<<<<

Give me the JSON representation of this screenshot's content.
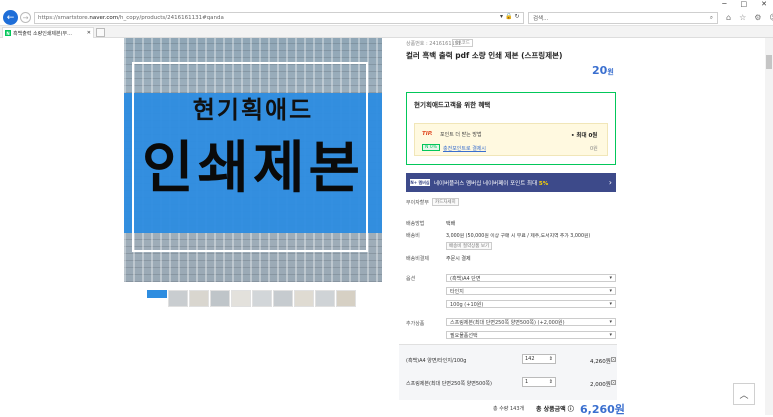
{
  "window": {
    "minimize": "─",
    "maximize": "□",
    "close": "✕"
  },
  "browser": {
    "url_prefix": "https://smartstore.",
    "url_domain": "naver.com",
    "url_path": "/h_copy/products/2416161131#qanda",
    "search_placeholder": "검색...",
    "tab_title": "흑백출력 소량인쇄제본(무..."
  },
  "product": {
    "code_label": "상품번호 : 2416161131",
    "code_badge": "QR코드",
    "title": "컬러 흑백 출력 pdf 소량 인쇄 제본 (스프링제본)",
    "price": "20",
    "price_unit": "원"
  },
  "hero": {
    "subtitle": "현기획애드",
    "main": "인쇄제본"
  },
  "benefit": {
    "title": "현기획애드고객을 위한 혜택",
    "tip_label": "TIP.",
    "tip_text": "포인트 더 받는 방법",
    "tip_max": "• 최대 0원",
    "badge": "N 0%",
    "link": "충전포인트로 결제시",
    "zero": "0원"
  },
  "promo": {
    "logo": "N+ 멤버십",
    "text": "네이버플러스 멤버십 네이버페이 포인트 최대",
    "pct": "5%",
    "arrow": "›"
  },
  "info": {
    "interest_label": "무이자할부",
    "interest_value": "카드자세히",
    "ship_method_label": "배송방법",
    "ship_method_value": "택배",
    "ship_fee_label": "배송비",
    "ship_fee_value": "3,000원 (50,000원 이상 구매 시 무료 / 제주,도서지역 추가 3,000원)",
    "ship_fee_pill": "배송비 절약상품 보기",
    "pay_label": "배송비결제",
    "pay_value": "주문시 결제"
  },
  "options": {
    "label": "옵션",
    "selects": [
      "(흑백)A4 단면",
      "타인지",
      "100g (+10원)"
    ],
    "extra_label": "추가상품",
    "extra_selects": [
      "스프링제본(최대 단면250쪽 양면500쪽) (+2,000원)",
      "필요물품선택"
    ]
  },
  "qty_rows": [
    {
      "name": "(흑백)A4 양면/타인지/100g",
      "qty": "142",
      "price": "4,260원"
    },
    {
      "name": "스프링제본(최대 단면250쪽 양면500쪽)",
      "qty": "1",
      "price": "2,000원"
    }
  ],
  "total": {
    "qty": "총 수량 143개",
    "label": "총 상품금액 ⓘ",
    "price": "6,260원"
  },
  "scroll_top": "︿"
}
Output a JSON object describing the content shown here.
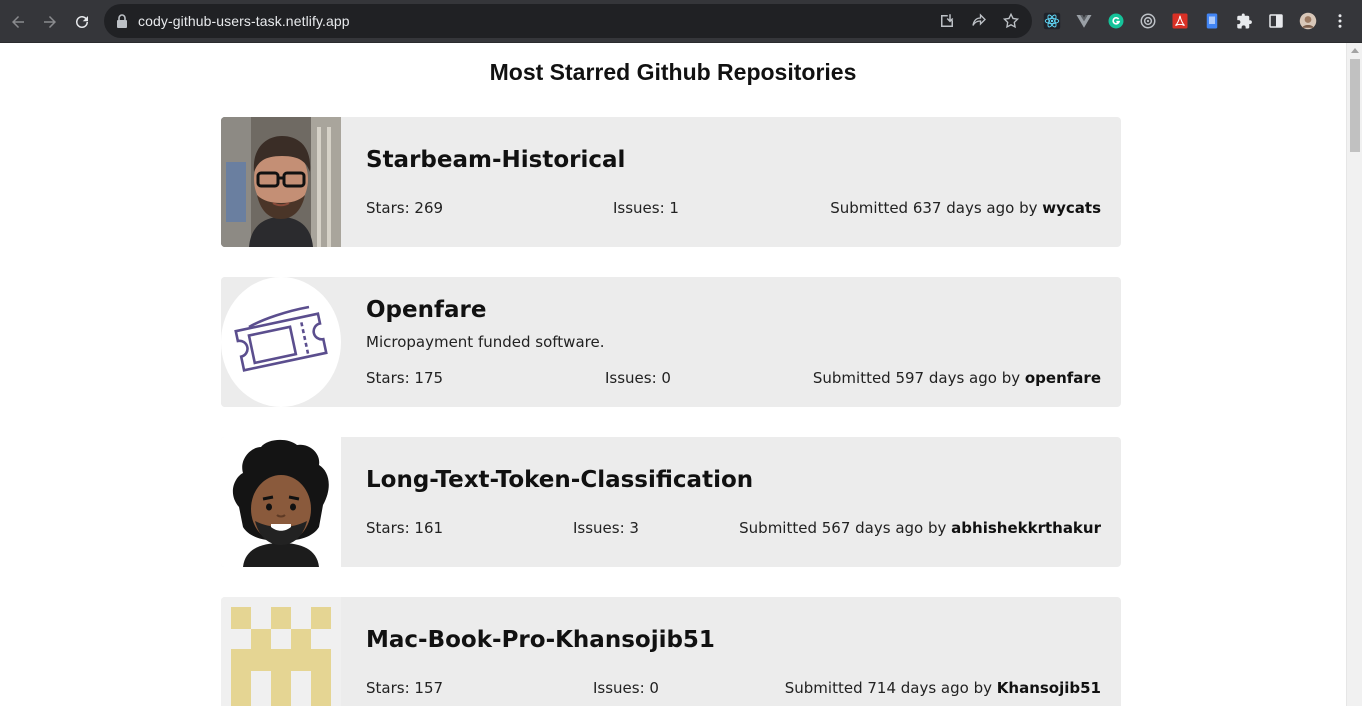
{
  "browser": {
    "url": "cody-github-users-task.netlify.app"
  },
  "page": {
    "title": "Most Starred Github Repositories",
    "stars_prefix": "Stars: ",
    "issues_prefix": "Issues: ",
    "submitted_prefix": "Submitted ",
    "submitted_middle": " days ago by "
  },
  "repos": [
    {
      "name": "Starbeam-Historical",
      "description": "",
      "stars": "Stars: 269",
      "issues": "Issues: 1",
      "submitted": "Submitted 637 days ago by ",
      "owner": "wycats",
      "avatar": "photo-man-glasses"
    },
    {
      "name": "Openfare",
      "description": "Micropayment funded software.",
      "stars": "Stars: 175",
      "issues": "Issues: 0",
      "submitted": "Submitted 597 days ago by ",
      "owner": "openfare",
      "avatar": "ticket-icon"
    },
    {
      "name": "Long-Text-Token-Classification",
      "description": "",
      "stars": "Stars: 161",
      "issues": "Issues: 3",
      "submitted": "Submitted 567 days ago by ",
      "owner": "abhishekkrthakur",
      "avatar": "cartoon-man-avatar"
    },
    {
      "name": "Mac-Book-Pro-Khansojib51",
      "description": "",
      "stars": "Stars: 157",
      "issues": "Issues: 0",
      "submitted": "Submitted 714 days ago by ",
      "owner": "Khansojib51",
      "avatar": "identicon"
    }
  ],
  "colors": {
    "card_bg": "#ececec",
    "chrome_bg": "#35363a",
    "omnibox_bg": "#202124",
    "identicon": "#e5d593"
  }
}
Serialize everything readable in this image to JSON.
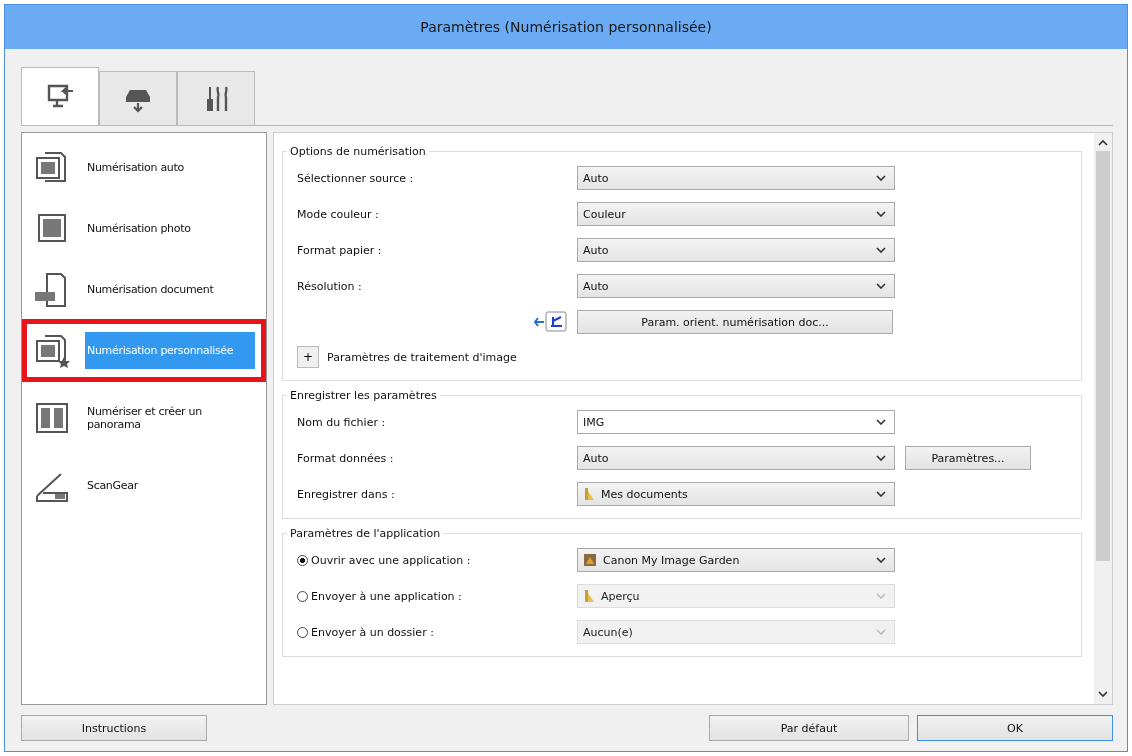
{
  "window": {
    "title": "Paramètres (Numérisation personnalisée)"
  },
  "tabs": [
    {
      "kind": "computer",
      "selected": true
    },
    {
      "kind": "scanner",
      "selected": false
    },
    {
      "kind": "tools",
      "selected": false
    }
  ],
  "sidebar": {
    "items": [
      {
        "label": "Numérisation auto",
        "kind": "auto",
        "selected": false,
        "highlighted": false
      },
      {
        "label": "Numérisation photo",
        "kind": "photo",
        "selected": false,
        "highlighted": false
      },
      {
        "label": "Numérisation document",
        "kind": "document",
        "selected": false,
        "highlighted": false
      },
      {
        "label": "Numérisation personnalisée",
        "kind": "custom",
        "selected": true,
        "highlighted": true
      },
      {
        "label": "Numériser et créer un panorama",
        "kind": "panorama",
        "selected": false,
        "highlighted": false
      },
      {
        "label": "ScanGear",
        "kind": "scangear",
        "selected": false,
        "highlighted": false
      }
    ]
  },
  "sections": [
    {
      "title": "Options de numérisation",
      "rows": [
        {
          "kind": "select",
          "label": "Sélectionner source :",
          "value": "Auto",
          "editable": false,
          "disabled": false
        },
        {
          "kind": "select",
          "label": "Mode couleur :",
          "value": "Couleur",
          "editable": false,
          "disabled": false
        },
        {
          "kind": "select",
          "label": "Format papier :",
          "value": "Auto",
          "editable": false,
          "disabled": false
        },
        {
          "kind": "select",
          "label": "Résolution :",
          "value": "Auto",
          "editable": false,
          "disabled": false
        },
        {
          "kind": "button",
          "label": "Param. orient. numérisation doc..."
        },
        {
          "kind": "expander",
          "label": "Paramètres de traitement d'image",
          "toggle": "+"
        }
      ]
    },
    {
      "title": "Enregistrer les paramètres",
      "rows": [
        {
          "kind": "select",
          "label": "Nom du fichier :",
          "value": "IMG",
          "editable": true,
          "disabled": false
        },
        {
          "kind": "select",
          "label": "Format données :",
          "value": "Auto",
          "editable": false,
          "disabled": false,
          "button": "Paramètres..."
        },
        {
          "kind": "select",
          "label": "Enregistrer dans :",
          "value": "Mes documents",
          "editable": false,
          "disabled": false
        }
      ]
    },
    {
      "title": "Paramètres de l'application",
      "rows": [
        {
          "kind": "radio",
          "label": "Ouvrir avec une application :",
          "selected": true,
          "value": "Canon My Image Garden",
          "disabled": false
        },
        {
          "kind": "radio",
          "label": "Envoyer à une application :",
          "selected": false,
          "value": "Aperçu",
          "disabled": true
        },
        {
          "kind": "radio",
          "label": "Envoyer à un dossier :",
          "selected": false,
          "value": "Aucun(e)",
          "disabled": true
        }
      ]
    }
  ],
  "buttons": [
    {
      "label": "Instructions",
      "default": false
    },
    {
      "label": "Par défaut",
      "default": false
    },
    {
      "label": "OK",
      "default": true
    }
  ]
}
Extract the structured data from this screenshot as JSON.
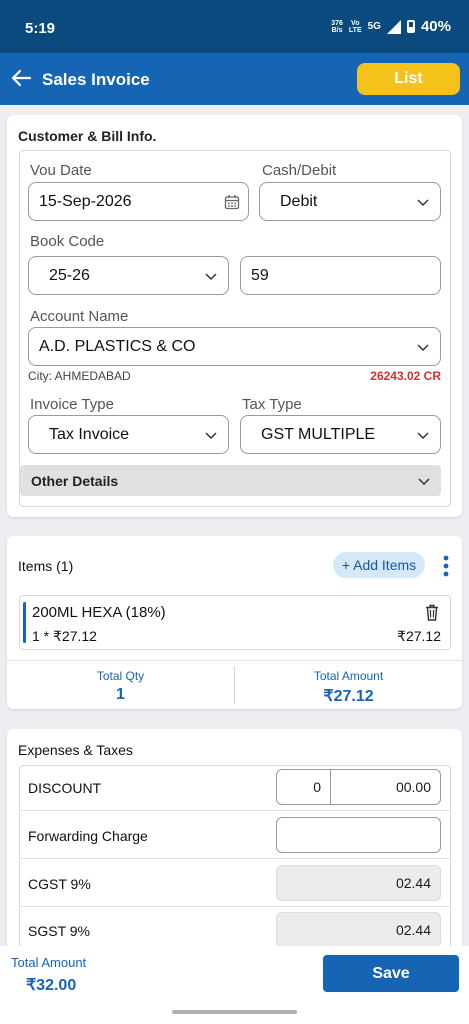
{
  "status_bar": {
    "time": "5:19",
    "net_speed": "376",
    "net_unit": "B/s",
    "volte_top": "Vo",
    "volte_bottom": "LTE",
    "network": "5G",
    "battery": "40%"
  },
  "app_bar": {
    "title": "Sales Invoice",
    "list_label": "List"
  },
  "customer": {
    "section_title": "Customer & Bill Info.",
    "vou_date_label": "Vou Date",
    "vou_date_value": "15-Sep-2026",
    "cash_debit_label": "Cash/Debit",
    "cash_debit_value": "Debit",
    "book_code_label": "Book Code",
    "book_code_value": "25-26",
    "book_number_value": "59",
    "account_name_label": "Account Name",
    "account_name_value": "A.D. PLASTICS & CO",
    "city_text": "City: AHMEDABAD",
    "balance_text": "26243.02 CR",
    "invoice_type_label": "Invoice Type",
    "invoice_type_value": "Tax Invoice",
    "tax_type_label": "Tax Type",
    "tax_type_value": "GST MULTIPLE",
    "other_details_label": "Other Details"
  },
  "items": {
    "section_title": "Items (1)",
    "add_items_label": "+ Add Items",
    "list": [
      {
        "name": "200ML HEXA (18%)",
        "qty_rate": "1 * ₹27.12",
        "amount": "₹27.12"
      }
    ],
    "total_qty_label": "Total Qty",
    "total_qty_value": "1",
    "total_amount_label": "Total Amount",
    "total_amount_value": "₹27.12"
  },
  "expenses": {
    "section_title": "Expenses & Taxes",
    "rows": [
      {
        "label": "DISCOUNT",
        "percent": "0",
        "value": "00.00"
      },
      {
        "label": "Forwarding Charge",
        "value": ""
      },
      {
        "label": "CGST 9%",
        "value": "02.44"
      },
      {
        "label": "SGST 9%",
        "value": "02.44"
      }
    ]
  },
  "bottom": {
    "total_label": "Total Amount",
    "total_value": "₹32.00",
    "save_label": "Save"
  },
  "colors": {
    "status_bar": "#0b4a7f",
    "app_bar": "#1565b4",
    "accent_yellow": "#f5c21b",
    "balance_red": "#d32f2f"
  },
  "icons": [
    "back-arrow-icon",
    "calendar-icon",
    "chevron-down-icon",
    "kebab-menu-icon",
    "trash-icon",
    "signal-icon",
    "battery-icon"
  ]
}
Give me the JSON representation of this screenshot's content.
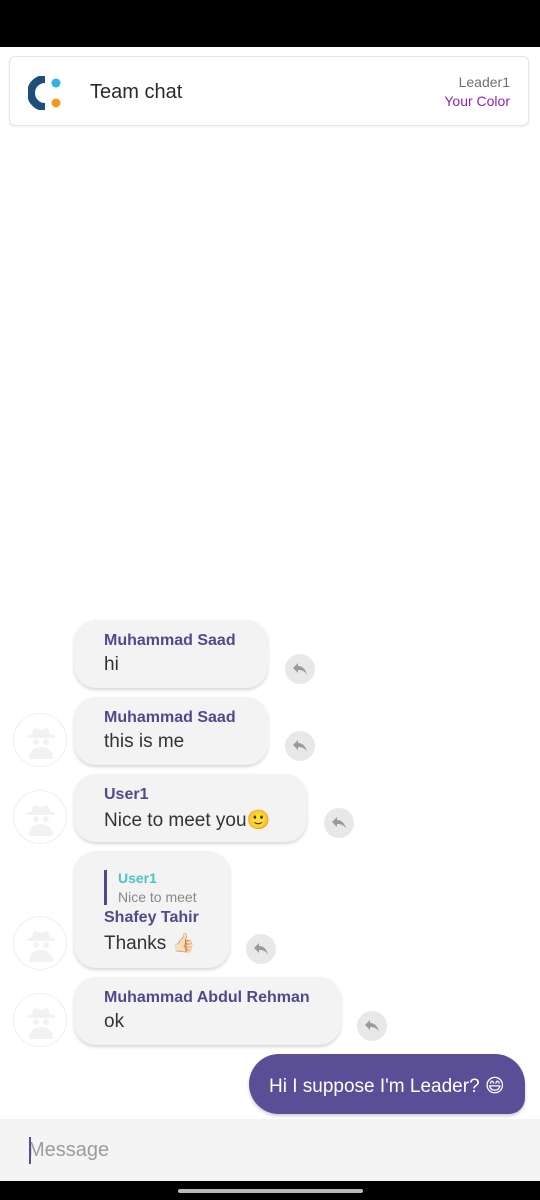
{
  "header": {
    "title": "Team chat",
    "role": "Leader1",
    "color_label": "Your Color"
  },
  "messages": [
    {
      "sender": "Muhammad Saad",
      "text": "hi",
      "avatar": false
    },
    {
      "sender": "Muhammad Saad",
      "text": "this is me",
      "avatar": true
    },
    {
      "sender": "User1",
      "text": "Nice to meet you🙂",
      "avatar": true
    },
    {
      "sender": "Shafey Tahir",
      "text": "Thanks 👍🏻",
      "avatar": true,
      "quote": {
        "sender": "User1",
        "text": "Nice to meet"
      }
    },
    {
      "sender": "Muhammad Abdul Rehman",
      "text": "ok",
      "avatar": true
    }
  ],
  "my_message": {
    "text": "Hi I suppose I'm Leader? 😄"
  },
  "composer": {
    "placeholder": "Message"
  },
  "colors": {
    "accent": "#5a4f96",
    "sender_name": "#4f4a8c",
    "quote_sender": "#4ec3c3",
    "your_color": "#8e24aa",
    "logo_dark": "#1d4f7a",
    "logo_blue": "#2fb4e6",
    "logo_orange": "#f39a1e"
  },
  "icons": {
    "logo": "app-logo-icon",
    "avatar": "anonymous-spy-avatar-icon",
    "reply": "reply-arrow-icon"
  }
}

>>>>

▸ WRITTEN REQUEST
Reproduce each line of the entries in which the word "owner" is found.

▸ RIGHT ANSWER
      "owner": "wycats",
      "owner": "openfare",
      "owner": "abhishekkrthakur",
      "owner": "Khansojib51",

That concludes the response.